_Task objective_: Where a line holds the word "money", copy that line.

• • • •

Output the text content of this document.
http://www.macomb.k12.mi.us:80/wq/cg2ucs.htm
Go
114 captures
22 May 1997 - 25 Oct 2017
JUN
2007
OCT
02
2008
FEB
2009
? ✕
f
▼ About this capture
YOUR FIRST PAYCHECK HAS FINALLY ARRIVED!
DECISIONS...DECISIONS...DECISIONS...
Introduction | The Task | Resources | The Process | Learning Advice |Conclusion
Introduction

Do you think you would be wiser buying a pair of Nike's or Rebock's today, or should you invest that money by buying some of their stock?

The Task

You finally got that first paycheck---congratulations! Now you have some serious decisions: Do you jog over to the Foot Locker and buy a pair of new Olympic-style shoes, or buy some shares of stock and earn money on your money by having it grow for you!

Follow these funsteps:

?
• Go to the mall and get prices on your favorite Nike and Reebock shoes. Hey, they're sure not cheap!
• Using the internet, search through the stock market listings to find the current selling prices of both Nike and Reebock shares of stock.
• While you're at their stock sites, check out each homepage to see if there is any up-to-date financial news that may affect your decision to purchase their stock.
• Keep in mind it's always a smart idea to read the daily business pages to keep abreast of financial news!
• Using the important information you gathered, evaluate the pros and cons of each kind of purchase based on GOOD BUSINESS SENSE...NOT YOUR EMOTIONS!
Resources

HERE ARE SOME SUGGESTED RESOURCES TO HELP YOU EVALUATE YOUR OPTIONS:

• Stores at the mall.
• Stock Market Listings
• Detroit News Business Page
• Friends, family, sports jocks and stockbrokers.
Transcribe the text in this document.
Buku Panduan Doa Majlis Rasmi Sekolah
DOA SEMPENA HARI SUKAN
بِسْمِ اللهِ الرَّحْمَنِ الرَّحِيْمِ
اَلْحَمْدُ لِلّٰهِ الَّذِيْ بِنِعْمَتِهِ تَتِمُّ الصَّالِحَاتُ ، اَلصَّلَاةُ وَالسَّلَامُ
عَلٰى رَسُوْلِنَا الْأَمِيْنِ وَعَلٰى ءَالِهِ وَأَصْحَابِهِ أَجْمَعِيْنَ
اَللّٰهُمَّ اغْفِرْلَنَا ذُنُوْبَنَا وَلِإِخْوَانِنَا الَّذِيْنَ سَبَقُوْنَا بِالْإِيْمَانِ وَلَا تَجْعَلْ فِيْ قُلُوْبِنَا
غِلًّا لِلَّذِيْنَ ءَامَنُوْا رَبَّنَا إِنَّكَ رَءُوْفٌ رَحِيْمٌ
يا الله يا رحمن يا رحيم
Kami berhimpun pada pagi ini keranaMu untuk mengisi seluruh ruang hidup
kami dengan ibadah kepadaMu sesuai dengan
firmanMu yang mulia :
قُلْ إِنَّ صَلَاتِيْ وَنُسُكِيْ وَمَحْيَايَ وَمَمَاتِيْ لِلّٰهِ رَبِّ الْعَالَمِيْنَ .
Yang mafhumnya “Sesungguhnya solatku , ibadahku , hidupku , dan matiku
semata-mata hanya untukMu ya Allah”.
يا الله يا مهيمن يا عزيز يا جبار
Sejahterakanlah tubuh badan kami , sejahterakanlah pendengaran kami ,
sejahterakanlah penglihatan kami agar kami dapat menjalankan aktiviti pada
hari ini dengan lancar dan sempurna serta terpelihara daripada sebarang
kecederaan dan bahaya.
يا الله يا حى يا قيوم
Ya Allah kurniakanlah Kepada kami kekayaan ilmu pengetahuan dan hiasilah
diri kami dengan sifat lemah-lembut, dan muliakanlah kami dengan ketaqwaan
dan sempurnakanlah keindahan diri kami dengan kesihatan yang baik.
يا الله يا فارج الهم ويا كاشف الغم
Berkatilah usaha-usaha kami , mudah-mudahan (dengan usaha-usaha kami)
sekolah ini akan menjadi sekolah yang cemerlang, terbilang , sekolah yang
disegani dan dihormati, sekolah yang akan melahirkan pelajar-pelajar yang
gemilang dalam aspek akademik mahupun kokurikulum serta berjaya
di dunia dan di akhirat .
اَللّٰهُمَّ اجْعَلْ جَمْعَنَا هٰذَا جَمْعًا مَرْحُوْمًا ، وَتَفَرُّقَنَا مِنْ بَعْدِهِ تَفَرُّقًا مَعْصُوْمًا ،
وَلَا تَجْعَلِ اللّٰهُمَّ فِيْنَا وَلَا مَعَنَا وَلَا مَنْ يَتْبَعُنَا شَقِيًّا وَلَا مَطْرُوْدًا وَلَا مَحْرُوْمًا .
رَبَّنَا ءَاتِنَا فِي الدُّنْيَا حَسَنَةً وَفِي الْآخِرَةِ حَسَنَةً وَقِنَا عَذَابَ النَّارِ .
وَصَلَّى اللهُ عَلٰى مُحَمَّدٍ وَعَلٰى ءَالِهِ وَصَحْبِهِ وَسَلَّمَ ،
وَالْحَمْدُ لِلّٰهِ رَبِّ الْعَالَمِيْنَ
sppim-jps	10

• • • •

_In response_:
Do you think you would be wiser buying a pair of Nike's or Rebock's today, or should you invest that money by buying some of their stock?
You finally got that first paycheck---congratulations! Now you have some serious decisions: Do you jog over to the Foot Locker and buy a pair of new Olympic-style shoes, or buy some shares of stock and earn money on your money by having it grow for you!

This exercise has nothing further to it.